■ **Challenge**
Go through the material and pull out every line with the string "años" in it.

■ **Exercise materials**
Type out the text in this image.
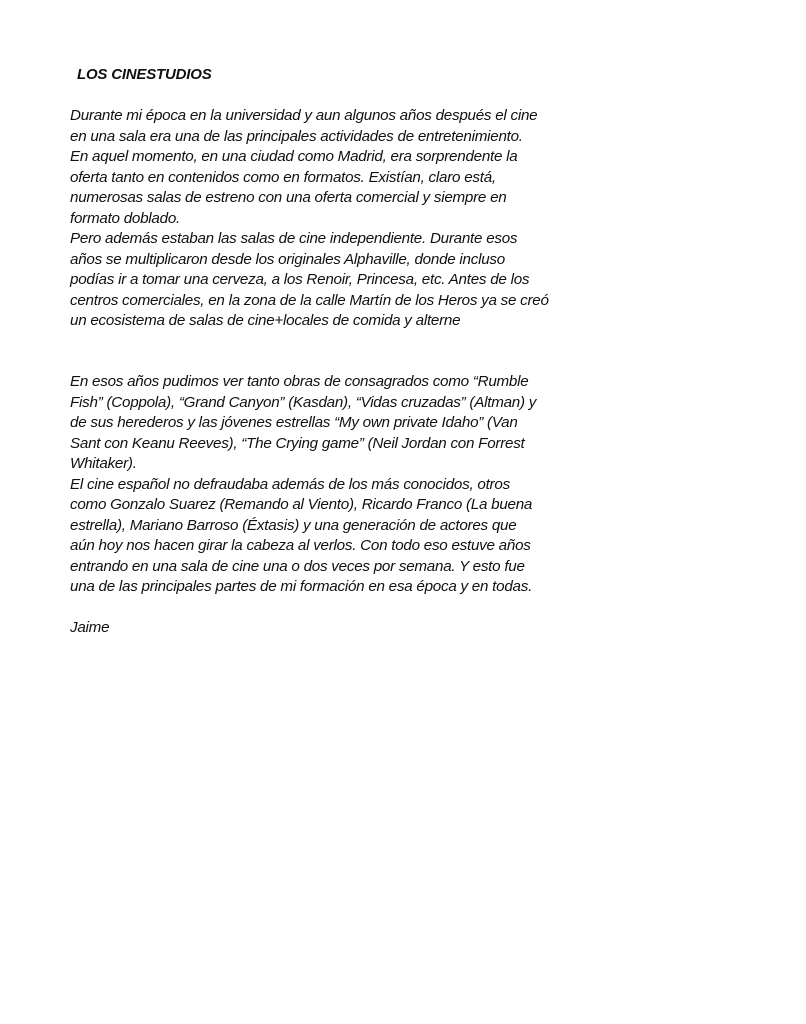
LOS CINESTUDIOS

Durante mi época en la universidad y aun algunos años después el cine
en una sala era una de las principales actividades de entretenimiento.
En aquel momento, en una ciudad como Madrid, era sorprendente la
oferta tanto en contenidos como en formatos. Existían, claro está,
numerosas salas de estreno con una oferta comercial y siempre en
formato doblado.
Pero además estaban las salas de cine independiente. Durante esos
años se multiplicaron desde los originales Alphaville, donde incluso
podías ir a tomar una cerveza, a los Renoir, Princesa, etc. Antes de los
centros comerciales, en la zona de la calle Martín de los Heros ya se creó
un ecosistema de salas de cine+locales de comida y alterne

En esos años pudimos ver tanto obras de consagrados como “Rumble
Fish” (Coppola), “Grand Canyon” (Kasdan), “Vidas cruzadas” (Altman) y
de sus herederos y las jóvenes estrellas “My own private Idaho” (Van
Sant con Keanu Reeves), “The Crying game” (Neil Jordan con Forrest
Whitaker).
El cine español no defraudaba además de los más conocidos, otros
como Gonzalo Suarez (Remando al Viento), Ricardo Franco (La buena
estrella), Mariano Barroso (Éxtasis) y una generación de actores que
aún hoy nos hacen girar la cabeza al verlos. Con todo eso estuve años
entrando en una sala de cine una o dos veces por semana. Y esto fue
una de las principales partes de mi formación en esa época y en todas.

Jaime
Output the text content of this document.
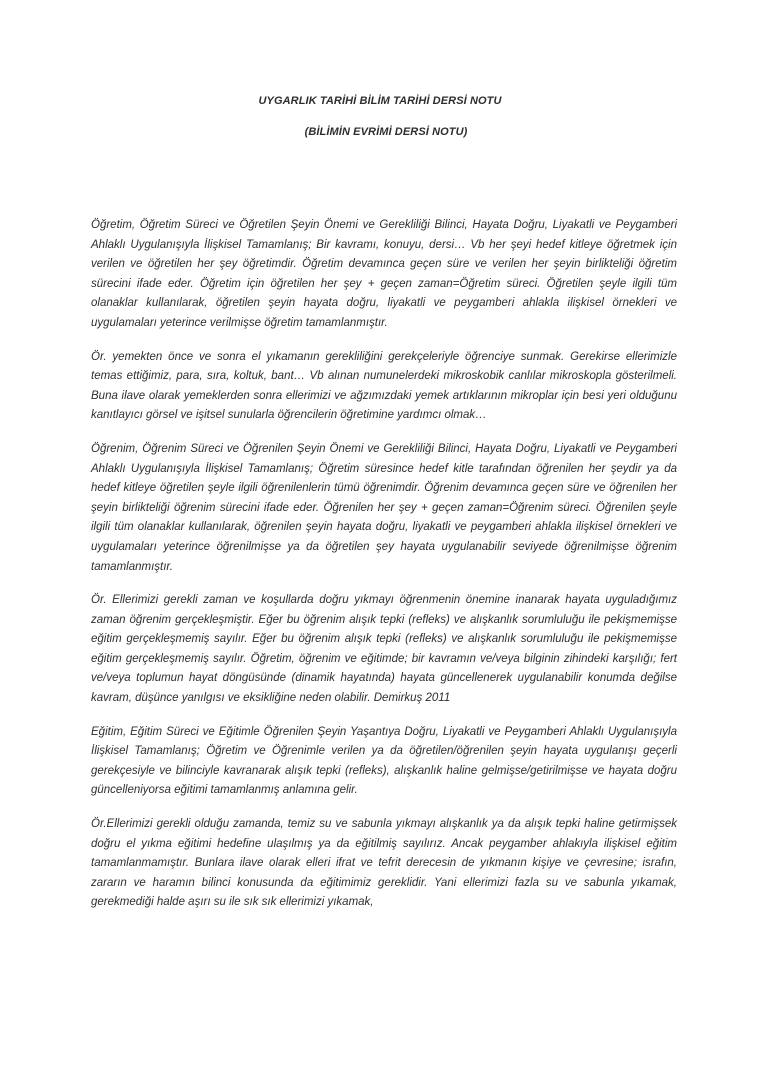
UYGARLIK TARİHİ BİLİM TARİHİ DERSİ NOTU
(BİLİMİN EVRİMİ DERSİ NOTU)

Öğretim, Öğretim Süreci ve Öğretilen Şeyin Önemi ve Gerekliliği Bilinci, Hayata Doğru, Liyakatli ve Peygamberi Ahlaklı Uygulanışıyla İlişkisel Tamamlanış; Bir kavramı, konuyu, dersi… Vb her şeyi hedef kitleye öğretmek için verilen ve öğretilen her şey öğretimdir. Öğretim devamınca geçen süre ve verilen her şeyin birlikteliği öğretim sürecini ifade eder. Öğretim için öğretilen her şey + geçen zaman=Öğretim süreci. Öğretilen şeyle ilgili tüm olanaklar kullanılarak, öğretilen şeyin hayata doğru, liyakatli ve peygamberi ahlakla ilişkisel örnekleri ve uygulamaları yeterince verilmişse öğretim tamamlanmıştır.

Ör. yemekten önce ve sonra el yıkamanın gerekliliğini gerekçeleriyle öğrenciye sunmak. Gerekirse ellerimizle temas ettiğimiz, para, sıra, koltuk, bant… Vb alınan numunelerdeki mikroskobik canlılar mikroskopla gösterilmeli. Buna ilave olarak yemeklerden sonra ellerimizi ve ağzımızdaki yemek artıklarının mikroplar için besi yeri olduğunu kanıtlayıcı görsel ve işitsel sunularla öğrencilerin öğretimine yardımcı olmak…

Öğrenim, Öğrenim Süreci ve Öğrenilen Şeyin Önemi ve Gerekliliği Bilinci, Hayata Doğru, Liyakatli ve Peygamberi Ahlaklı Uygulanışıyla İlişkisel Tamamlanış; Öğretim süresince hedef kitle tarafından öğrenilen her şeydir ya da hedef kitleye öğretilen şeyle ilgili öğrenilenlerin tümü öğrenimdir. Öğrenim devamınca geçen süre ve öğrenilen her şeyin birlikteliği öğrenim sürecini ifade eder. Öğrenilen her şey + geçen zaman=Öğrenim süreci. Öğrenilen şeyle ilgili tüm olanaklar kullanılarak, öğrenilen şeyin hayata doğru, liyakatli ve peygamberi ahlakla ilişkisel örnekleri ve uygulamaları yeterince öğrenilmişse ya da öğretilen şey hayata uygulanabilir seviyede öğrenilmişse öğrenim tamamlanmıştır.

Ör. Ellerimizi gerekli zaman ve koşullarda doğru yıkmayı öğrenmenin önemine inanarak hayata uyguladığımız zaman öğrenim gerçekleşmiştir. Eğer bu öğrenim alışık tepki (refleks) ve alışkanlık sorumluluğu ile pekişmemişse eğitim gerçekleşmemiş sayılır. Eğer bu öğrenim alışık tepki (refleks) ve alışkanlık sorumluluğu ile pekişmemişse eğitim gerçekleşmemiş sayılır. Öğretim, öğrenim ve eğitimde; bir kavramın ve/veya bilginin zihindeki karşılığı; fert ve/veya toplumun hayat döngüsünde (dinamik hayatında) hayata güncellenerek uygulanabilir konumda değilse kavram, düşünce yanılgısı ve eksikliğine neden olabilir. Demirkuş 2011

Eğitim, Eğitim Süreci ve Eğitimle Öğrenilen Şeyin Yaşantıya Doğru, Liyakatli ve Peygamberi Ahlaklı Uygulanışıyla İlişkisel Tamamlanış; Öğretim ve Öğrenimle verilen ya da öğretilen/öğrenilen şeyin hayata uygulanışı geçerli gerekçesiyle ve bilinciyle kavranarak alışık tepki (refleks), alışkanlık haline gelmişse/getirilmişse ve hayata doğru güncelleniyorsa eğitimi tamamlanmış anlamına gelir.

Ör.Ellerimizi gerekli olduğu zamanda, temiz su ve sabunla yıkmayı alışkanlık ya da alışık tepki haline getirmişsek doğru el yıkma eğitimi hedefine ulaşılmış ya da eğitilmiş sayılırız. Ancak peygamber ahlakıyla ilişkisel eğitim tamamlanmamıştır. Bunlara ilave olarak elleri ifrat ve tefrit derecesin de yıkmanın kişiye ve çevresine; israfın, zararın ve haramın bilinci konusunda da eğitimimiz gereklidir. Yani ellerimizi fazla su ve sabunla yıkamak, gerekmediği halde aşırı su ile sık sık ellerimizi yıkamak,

--

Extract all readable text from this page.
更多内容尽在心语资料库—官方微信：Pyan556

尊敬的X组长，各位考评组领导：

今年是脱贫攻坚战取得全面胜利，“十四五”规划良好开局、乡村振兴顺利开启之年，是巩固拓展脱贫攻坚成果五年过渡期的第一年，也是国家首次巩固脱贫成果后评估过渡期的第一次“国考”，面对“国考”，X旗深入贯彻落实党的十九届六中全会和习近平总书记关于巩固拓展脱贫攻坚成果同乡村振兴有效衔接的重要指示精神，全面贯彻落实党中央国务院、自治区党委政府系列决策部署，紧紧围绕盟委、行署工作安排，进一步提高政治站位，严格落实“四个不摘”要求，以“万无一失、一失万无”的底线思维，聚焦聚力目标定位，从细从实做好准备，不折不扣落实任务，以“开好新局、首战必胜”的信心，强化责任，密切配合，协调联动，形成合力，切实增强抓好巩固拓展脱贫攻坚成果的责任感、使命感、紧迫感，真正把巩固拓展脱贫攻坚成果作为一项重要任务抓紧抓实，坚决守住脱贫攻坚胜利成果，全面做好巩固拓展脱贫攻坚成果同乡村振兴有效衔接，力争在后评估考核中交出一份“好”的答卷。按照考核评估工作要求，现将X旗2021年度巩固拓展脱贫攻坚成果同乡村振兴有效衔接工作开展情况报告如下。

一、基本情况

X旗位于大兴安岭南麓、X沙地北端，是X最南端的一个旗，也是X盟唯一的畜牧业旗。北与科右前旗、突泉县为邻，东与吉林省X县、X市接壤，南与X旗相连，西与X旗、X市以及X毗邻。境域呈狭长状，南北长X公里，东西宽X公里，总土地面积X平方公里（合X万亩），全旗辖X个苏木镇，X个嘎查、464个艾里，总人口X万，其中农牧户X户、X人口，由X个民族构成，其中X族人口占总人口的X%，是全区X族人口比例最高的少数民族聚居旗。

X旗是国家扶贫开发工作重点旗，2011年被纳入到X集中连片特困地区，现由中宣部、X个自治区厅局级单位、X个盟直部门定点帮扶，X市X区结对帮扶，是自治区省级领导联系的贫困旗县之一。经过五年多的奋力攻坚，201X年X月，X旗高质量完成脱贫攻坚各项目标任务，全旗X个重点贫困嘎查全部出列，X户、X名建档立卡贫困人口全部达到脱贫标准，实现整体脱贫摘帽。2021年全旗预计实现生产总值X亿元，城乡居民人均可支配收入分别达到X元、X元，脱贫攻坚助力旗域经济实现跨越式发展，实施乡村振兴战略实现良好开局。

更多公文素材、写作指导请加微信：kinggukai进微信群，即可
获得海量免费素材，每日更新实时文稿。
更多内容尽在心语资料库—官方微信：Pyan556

■ **Answer for this exercise**
Durante mi época en la universidad y aun algunos años después el cine
años se multiplicaron desde los originales Alphaville, donde incluso
En esos años pudimos ver tanto obras de consagrados como “Rumble
aún hoy nos hacen girar la cabeza al verlos. Con todo eso estuve años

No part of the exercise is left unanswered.